Task to complete :: Restate each line of the listing exactly, without carrying over any pictures.

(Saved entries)
= = = = = = =
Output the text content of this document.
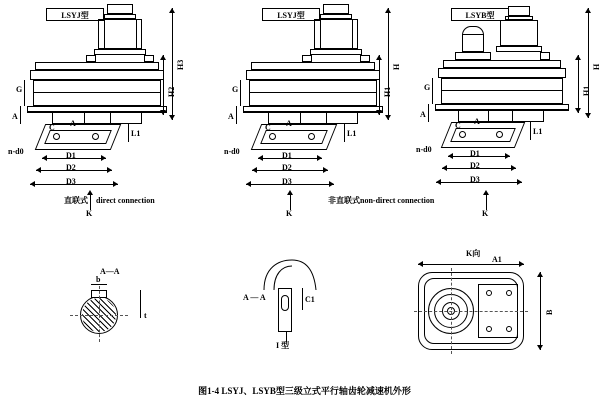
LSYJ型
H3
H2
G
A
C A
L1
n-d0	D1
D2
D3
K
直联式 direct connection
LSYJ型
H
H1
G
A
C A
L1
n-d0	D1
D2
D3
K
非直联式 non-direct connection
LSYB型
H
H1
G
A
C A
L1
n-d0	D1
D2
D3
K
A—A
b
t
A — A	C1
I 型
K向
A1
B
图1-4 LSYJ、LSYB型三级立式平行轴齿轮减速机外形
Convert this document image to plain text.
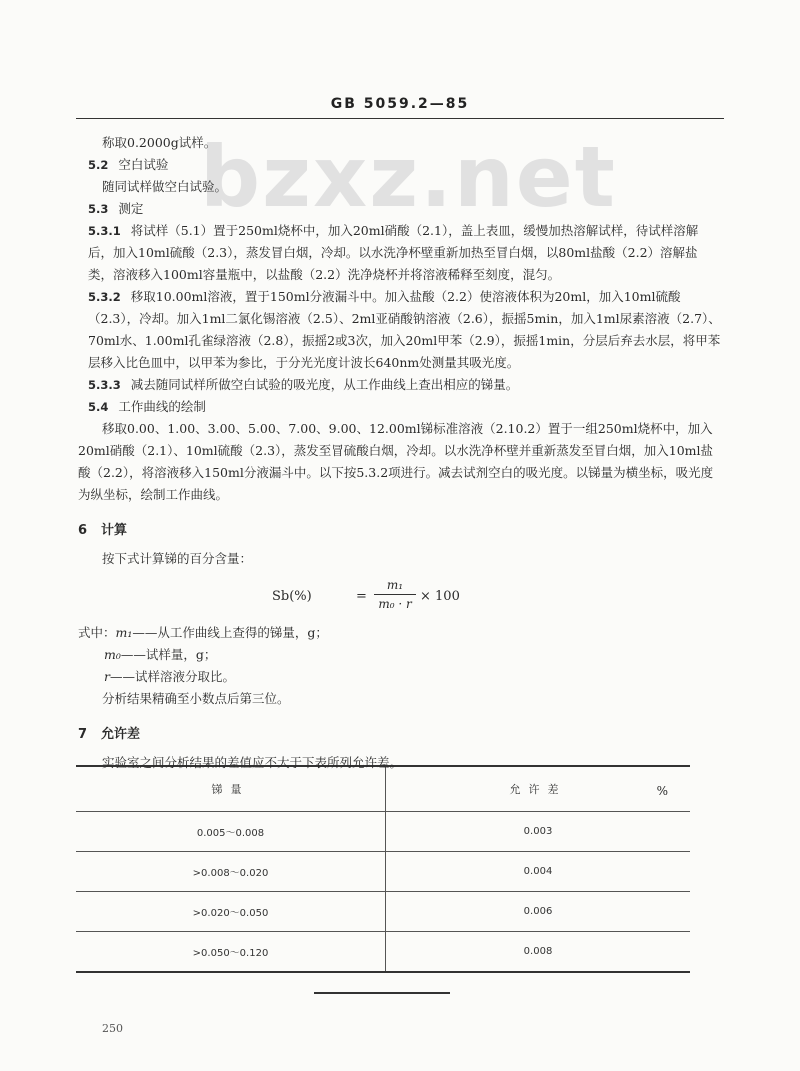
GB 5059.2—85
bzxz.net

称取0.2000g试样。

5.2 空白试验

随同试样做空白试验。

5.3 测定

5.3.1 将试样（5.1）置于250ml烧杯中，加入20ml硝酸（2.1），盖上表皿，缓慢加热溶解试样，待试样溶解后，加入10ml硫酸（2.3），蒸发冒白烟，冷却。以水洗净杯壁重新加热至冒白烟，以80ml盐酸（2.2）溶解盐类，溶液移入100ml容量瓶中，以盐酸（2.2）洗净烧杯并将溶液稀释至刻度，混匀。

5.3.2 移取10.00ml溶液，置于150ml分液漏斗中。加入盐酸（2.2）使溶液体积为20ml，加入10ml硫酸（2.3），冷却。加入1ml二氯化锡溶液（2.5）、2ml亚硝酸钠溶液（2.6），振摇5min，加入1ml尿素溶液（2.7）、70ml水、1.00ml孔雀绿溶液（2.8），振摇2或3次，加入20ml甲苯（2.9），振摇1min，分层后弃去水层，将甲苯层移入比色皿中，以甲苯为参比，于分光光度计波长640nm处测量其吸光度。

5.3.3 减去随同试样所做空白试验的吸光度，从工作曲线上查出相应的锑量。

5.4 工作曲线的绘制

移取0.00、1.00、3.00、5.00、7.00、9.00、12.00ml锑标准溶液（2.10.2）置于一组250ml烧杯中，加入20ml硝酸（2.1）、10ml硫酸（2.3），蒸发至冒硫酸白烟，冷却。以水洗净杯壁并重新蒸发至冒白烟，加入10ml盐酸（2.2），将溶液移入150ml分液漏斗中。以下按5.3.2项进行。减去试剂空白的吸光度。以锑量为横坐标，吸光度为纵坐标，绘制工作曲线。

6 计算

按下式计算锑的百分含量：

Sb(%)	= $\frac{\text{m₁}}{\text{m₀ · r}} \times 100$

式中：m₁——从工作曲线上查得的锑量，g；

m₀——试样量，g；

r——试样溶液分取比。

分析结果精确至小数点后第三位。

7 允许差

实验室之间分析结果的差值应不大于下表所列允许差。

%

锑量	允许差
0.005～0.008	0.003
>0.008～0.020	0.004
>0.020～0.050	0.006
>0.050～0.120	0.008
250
= = = = = = =
Answer for this exercise ::
Output the text content of this document.
LSYJ型
H3
H2
G
A
C A
L1
n-d0	D1
D2
D3
K
直联式 direct connection
LSYJ型
H
H1
G
A
C A
L1
n-d0	D1
D2
D3
K
非直联式 non-direct connection
LSYB型
H
H1
G
A
C A
L1
n-d0	D1
D2
D3
K
A—A
b
t
A — A	C1
I 型
K向
A1
B
图1-4 LSYJ、LSYB型三级立式平行轴齿轮减速机外形
Convert this document image to plain text.
GB 5059.2—85
bzxz.net

称取0.2000g试样。

5.2 空白试验

随同试样做空白试验。

5.3 测定

5.3.1 将试样（5.1）置于250ml烧杯中，加入20ml硝酸（2.1），盖上表皿，缓慢加热溶解试样，待试样溶解后，加入10ml硫酸（2.3），蒸发冒白烟，冷却。以水洗净杯壁重新加热至冒白烟，以80ml盐酸（2.2）溶解盐类，溶液移入100ml容量瓶中，以盐酸（2.2）洗净烧杯并将溶液稀释至刻度，混匀。

5.3.2 移取10.00ml溶液，置于150ml分液漏斗中。加入盐酸（2.2）使溶液体积为20ml，加入10ml硫酸（2.3），冷却。加入1ml二氯化锡溶液（2.5）、2ml亚硝酸钠溶液（2.6），振摇5min，加入1ml尿素溶液（2.7）、70ml水、1.00ml孔雀绿溶液（2.8），振摇2或3次，加入20ml甲苯（2.9），振摇1min，分层后弃去水层，将甲苯层移入比色皿中，以甲苯为参比，于分光光度计波长640nm处测量其吸光度。

5.3.3 减去随同试样所做空白试验的吸光度，从工作曲线上查出相应的锑量。

5.4 工作曲线的绘制

移取0.00、1.00、3.00、5.00、7.00、9.00、12.00ml锑标准溶液（2.10.2）置于一组250ml烧杯中，加入20ml硝酸（2.1）、10ml硫酸（2.3），蒸发至冒硫酸白烟，冷却。以水洗净杯壁并重新蒸发至冒白烟，加入10ml盐酸（2.2），将溶液移入150ml分液漏斗中。以下按5.3.2项进行。减去试剂空白的吸光度。以锑量为横坐标，吸光度为纵坐标，绘制工作曲线。

6 计算

按下式计算锑的百分含量：

Sb(%)	= $\frac{\text{m₁}}{\text{m₀ · r}} \times 100$

式中：m₁——从工作曲线上查得的锑量，g；

m₀——试样量，g；

r——试样溶液分取比。

分析结果精确至小数点后第三位。

7 允许差

实验室之间分析结果的差值应不大于下表所列允许差。

%

锑量	允许差
0.005～0.008	0.003
>0.008～0.020	0.004
>0.020～0.050	0.006
>0.050～0.120	0.008
250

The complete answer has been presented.